> **Task requirements**
Collect all lines from the listing that include the string "below".

> **Given records**

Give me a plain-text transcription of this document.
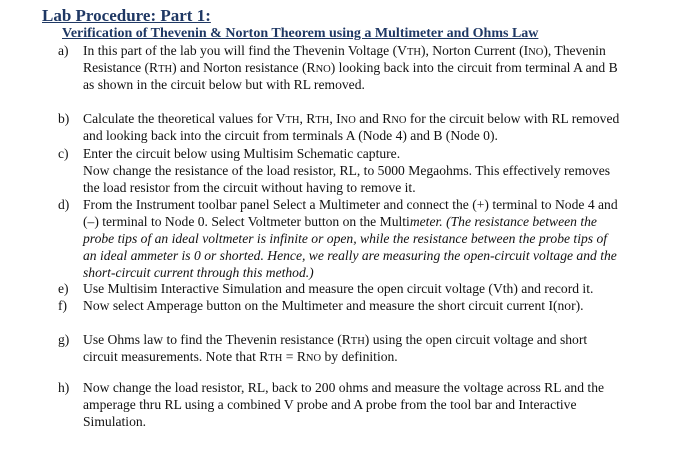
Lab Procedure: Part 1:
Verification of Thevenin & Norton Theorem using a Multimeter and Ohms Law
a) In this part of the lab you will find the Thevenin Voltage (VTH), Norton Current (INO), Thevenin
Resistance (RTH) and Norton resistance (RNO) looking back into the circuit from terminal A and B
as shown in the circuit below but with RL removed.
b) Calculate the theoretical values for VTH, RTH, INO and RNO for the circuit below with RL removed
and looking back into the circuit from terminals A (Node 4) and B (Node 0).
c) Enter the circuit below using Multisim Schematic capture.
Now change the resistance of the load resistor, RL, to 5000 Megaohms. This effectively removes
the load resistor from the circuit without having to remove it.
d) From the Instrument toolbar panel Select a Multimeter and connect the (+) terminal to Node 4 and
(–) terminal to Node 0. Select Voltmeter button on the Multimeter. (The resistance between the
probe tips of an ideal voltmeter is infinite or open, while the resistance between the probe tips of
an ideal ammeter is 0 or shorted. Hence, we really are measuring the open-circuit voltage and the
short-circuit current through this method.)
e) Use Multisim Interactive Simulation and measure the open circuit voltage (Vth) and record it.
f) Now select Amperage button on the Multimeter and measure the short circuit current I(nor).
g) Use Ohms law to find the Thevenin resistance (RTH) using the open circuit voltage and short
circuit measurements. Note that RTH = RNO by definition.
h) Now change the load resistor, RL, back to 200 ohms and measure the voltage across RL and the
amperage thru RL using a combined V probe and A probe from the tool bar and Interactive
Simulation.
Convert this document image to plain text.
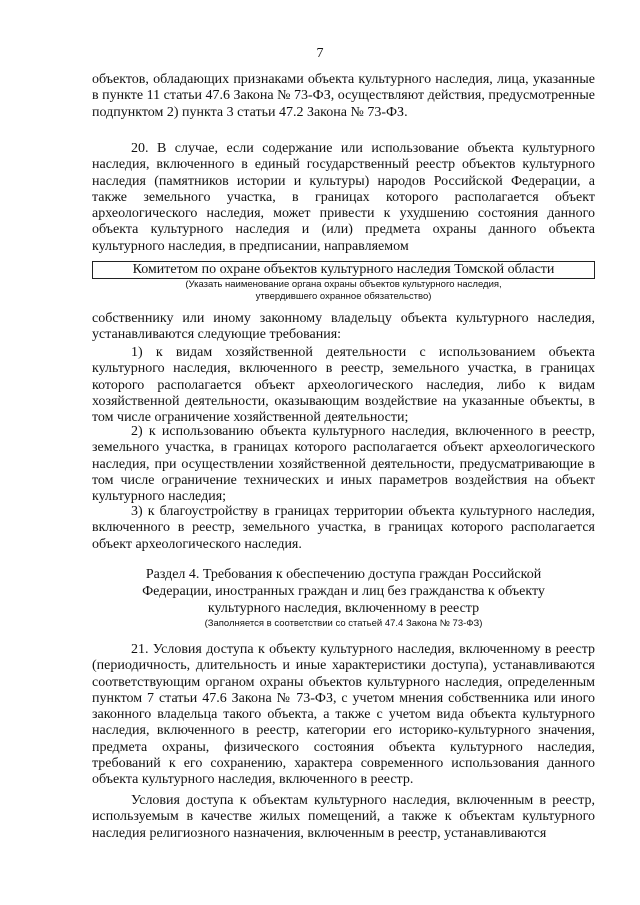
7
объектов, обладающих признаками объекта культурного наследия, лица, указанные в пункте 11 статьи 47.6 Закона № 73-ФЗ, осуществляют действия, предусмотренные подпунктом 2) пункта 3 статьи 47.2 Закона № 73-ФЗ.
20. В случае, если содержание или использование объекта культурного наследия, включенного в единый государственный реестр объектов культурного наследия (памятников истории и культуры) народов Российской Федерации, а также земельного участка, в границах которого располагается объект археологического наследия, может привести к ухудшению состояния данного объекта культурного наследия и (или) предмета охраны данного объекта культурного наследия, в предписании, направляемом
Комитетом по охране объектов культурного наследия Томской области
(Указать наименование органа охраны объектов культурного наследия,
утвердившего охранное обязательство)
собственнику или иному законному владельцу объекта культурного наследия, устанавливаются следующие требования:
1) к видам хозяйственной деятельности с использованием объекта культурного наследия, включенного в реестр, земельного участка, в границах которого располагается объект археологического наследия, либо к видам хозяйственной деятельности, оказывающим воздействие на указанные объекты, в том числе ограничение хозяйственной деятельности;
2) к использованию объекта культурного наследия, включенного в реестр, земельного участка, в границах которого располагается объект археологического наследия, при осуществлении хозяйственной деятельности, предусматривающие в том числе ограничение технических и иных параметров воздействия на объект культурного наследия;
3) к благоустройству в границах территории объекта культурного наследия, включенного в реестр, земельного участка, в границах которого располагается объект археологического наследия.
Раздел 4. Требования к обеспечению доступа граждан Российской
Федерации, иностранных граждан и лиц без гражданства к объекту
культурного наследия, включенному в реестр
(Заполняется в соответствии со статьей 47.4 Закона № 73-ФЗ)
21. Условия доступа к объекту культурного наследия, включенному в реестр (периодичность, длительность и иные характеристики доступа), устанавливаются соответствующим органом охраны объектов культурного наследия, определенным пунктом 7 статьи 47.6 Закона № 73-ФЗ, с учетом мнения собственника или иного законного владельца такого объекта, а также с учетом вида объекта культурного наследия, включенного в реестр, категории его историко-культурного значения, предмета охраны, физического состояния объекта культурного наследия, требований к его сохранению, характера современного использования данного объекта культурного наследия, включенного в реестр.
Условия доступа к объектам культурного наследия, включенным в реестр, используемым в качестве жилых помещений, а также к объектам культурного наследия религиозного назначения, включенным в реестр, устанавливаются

> **Solved problem**
as shown in the circuit below but with RL removed.
b) Calculate the theoretical values for VTH, RTH, INO and RNO for the circuit below with RL removed
c) Enter the circuit below using Multisim Schematic capture.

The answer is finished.